### Aim of the task
Output the data word for word, dropping every image.

[Some records]
▬▬▬

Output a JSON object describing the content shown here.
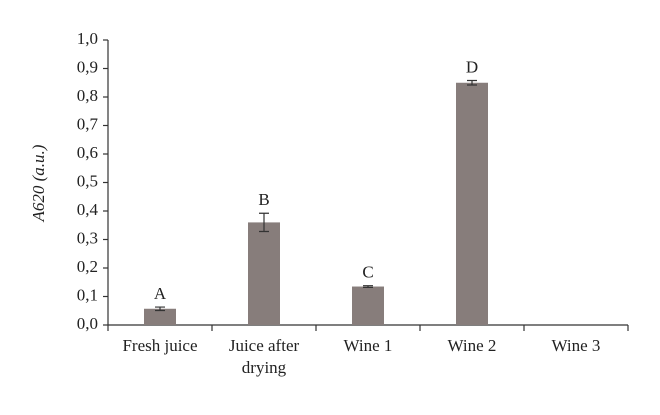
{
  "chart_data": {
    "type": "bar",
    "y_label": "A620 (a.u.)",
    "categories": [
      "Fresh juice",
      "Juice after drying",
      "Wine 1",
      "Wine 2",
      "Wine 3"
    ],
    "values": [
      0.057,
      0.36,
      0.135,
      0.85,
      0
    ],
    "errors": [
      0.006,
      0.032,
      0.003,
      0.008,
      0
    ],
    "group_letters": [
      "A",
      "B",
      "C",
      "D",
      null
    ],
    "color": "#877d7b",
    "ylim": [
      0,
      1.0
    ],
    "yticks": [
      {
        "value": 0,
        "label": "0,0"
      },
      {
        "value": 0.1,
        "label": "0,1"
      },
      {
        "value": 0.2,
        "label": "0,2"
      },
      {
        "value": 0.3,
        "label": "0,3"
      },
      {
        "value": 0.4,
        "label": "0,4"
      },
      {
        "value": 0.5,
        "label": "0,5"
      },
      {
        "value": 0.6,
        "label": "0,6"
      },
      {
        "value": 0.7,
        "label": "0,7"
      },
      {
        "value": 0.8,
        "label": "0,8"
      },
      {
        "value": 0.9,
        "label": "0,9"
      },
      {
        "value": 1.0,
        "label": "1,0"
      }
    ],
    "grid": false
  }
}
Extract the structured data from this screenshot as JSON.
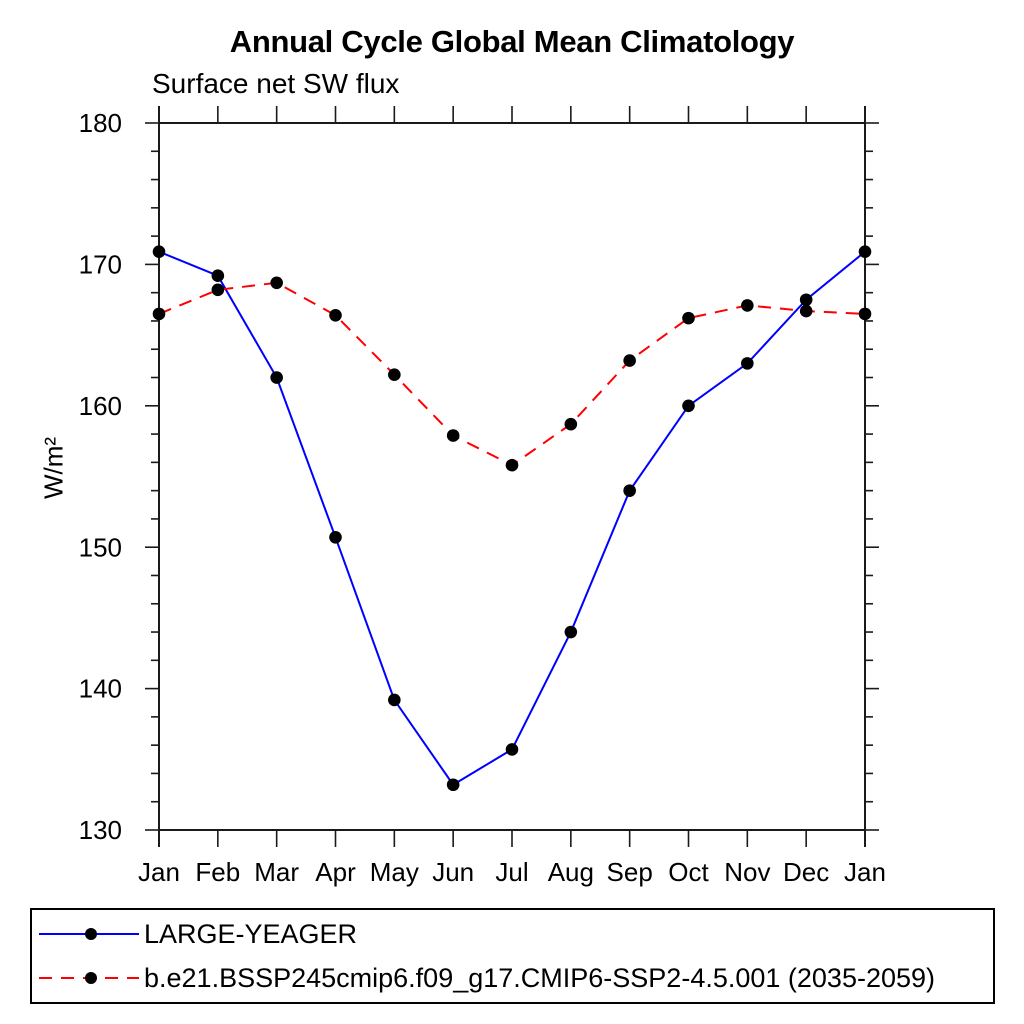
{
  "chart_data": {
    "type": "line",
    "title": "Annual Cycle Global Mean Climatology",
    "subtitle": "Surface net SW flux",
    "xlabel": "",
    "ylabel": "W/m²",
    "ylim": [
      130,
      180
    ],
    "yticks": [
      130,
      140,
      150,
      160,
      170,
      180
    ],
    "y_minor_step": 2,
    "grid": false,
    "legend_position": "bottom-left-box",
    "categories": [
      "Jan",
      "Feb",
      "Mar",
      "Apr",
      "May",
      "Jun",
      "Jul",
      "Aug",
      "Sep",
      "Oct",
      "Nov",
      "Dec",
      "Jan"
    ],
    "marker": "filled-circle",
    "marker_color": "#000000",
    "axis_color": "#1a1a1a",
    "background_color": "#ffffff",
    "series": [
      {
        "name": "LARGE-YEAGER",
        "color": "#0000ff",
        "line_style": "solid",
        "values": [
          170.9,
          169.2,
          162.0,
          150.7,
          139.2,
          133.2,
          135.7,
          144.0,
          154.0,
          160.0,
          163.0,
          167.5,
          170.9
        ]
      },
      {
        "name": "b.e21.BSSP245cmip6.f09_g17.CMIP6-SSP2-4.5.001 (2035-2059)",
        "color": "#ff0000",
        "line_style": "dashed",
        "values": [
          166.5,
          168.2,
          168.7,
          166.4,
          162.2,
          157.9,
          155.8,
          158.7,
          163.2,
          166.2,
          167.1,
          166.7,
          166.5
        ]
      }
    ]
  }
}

▬▬▬

### Task answer
Output a JSON object describing the content shown here.
{
  "chart_data": {
    "type": "bar",
    "y_label": "A620 (a.u.)",
    "categories": [
      "Fresh juice",
      "Juice after drying",
      "Wine 1",
      "Wine 2",
      "Wine 3"
    ],
    "values": [
      0.057,
      0.36,
      0.135,
      0.85,
      0
    ],
    "errors": [
      0.006,
      0.032,
      0.003,
      0.008,
      0
    ],
    "group_letters": [
      "A",
      "B",
      "C",
      "D",
      null
    ],
    "color": "#877d7b",
    "ylim": [
      0,
      1.0
    ],
    "yticks": [
      {
        "value": 0,
        "label": "0,0"
      },
      {
        "value": 0.1,
        "label": "0,1"
      },
      {
        "value": 0.2,
        "label": "0,2"
      },
      {
        "value": 0.3,
        "label": "0,3"
      },
      {
        "value": 0.4,
        "label": "0,4"
      },
      {
        "value": 0.5,
        "label": "0,5"
      },
      {
        "value": 0.6,
        "label": "0,6"
      },
      {
        "value": 0.7,
        "label": "0,7"
      },
      {
        "value": 0.8,
        "label": "0,8"
      },
      {
        "value": 0.9,
        "label": "0,9"
      },
      {
        "value": 1.0,
        "label": "1,0"
      }
    ],
    "grid": false
  }
}
Extract the structured data from this screenshot as JSON.
{
  "chart_data": {
    "type": "line",
    "title": "Annual Cycle Global Mean Climatology",
    "subtitle": "Surface net SW flux",
    "xlabel": "",
    "ylabel": "W/m²",
    "ylim": [
      130,
      180
    ],
    "yticks": [
      130,
      140,
      150,
      160,
      170,
      180
    ],
    "y_minor_step": 2,
    "grid": false,
    "legend_position": "bottom-left-box",
    "categories": [
      "Jan",
      "Feb",
      "Mar",
      "Apr",
      "May",
      "Jun",
      "Jul",
      "Aug",
      "Sep",
      "Oct",
      "Nov",
      "Dec",
      "Jan"
    ],
    "marker": "filled-circle",
    "marker_color": "#000000",
    "axis_color": "#1a1a1a",
    "background_color": "#ffffff",
    "series": [
      {
        "name": "LARGE-YEAGER",
        "color": "#0000ff",
        "line_style": "solid",
        "values": [
          170.9,
          169.2,
          162.0,
          150.7,
          139.2,
          133.2,
          135.7,
          144.0,
          154.0,
          160.0,
          163.0,
          167.5,
          170.9
        ]
      },
      {
        "name": "b.e21.BSSP245cmip6.f09_g17.CMIP6-SSP2-4.5.001 (2035-2059)",
        "color": "#ff0000",
        "line_style": "dashed",
        "values": [
          166.5,
          168.2,
          168.7,
          166.4,
          162.2,
          157.9,
          155.8,
          158.7,
          163.2,
          166.2,
          167.1,
          166.7,
          166.5
        ]
      }
    ]
  }
}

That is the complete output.